# Start of GIVEN INFORMATION
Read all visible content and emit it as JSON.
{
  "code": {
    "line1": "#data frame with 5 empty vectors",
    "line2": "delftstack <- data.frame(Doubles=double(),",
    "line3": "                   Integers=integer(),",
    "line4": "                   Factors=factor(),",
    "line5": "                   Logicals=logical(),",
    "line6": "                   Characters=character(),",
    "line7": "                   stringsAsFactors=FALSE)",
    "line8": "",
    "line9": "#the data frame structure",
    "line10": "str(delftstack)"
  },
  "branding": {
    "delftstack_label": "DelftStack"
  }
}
# End of GIVEN INFORMATION
**INSTRUCTION:**
Please list every line of the records that contains "data".

**ANSWER TO THE PROBLEM:**
    "line1": "#data frame with 5 empty vectors",
    "line2": "delftstack <- data.frame(Doubles=double(),",
    "line9": "#the data frame structure",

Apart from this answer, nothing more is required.